> Given instruction
Reproduce the passage on Apple computers from "Sure, it all" up to and including "I did business.", word for word.

I got my first Apple computer at the age of 13 or 14 years old. I begged and begged my parents... "please! I need to be able to make better videos!" I pleaded and prayed and hoped that maybe, just maybe, that iMac G3 would materialize on my doorstep. It did! That Christmas, I was gifted with the most wonderful gift a girl could ask for: the latest in technology in turquoise blue.

From the moment I became a Mac owner, I was A MAC owner. I never really wanted to use any other computer, even though both of my parents continued to use "those other computers." My reason for this was quite simple: the Mac understood me. I didn't have to search and read manuals and get frustrated. It was intuitive to the very person I was. It was a hands on machine that made using a machine an extension of the human experience rather than something that was contradictory to it.

I was well into my adulthood when I began to hear the name Steve Jobs. In fact, it was probably more around the time that my future husband and I bought our first iMac that we really started to look at who was behind the company. Steve Jobs was a genius in his field--no one could touch him. iPhones, iPads, even better technologies in computers... this guy knew how to revolutionize the technological experience for a new generation.

Sure, it all sounds a little built up, until you get down to the ways in which it has actually changed lives. For instance, when I first became a freelance writer and needed to work from home, I only had dial-up internet; we aren't talking in 1999--we're talking present day, 2010. The only tool that enabled me to accomplish this was the iPhone. I could check emails from home and know exactly what I needed to get on, and then I could reply easily and email them later in the day (via dial-up). It changed what I was capable of doing thereby changing the way I did business.

Apple products have changed the landscape of our lives. The impact has been broad and far reaching. Steve Jobs was at the helm of the creation of our modern technological constellation, and for that he will never be forgotten. He will be missed and he will be mourned, but he will live on through his many creations and contributions to our society.

> Source data
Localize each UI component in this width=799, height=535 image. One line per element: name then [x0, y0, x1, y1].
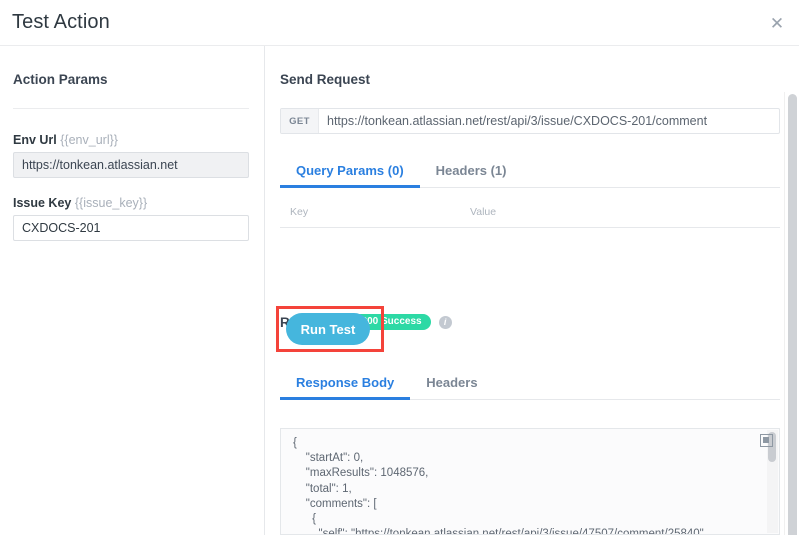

> Response to the task
Sure, it all sounds a little built up, until you get down to the ways in which it has actually changed lives. For instance, when I first became a freelance writer and needed to work from home, I only had dial-up internet; we aren't talking in 1999--we're talking present day, 2010. The only tool that enabled me to accomplish this was the iPhone. I could check emails from home and know exactly what I needed to get on, and then I could reply easily and email them later in the day (via dial-up). It changed what I was capable of doing thereby changing the way I did business.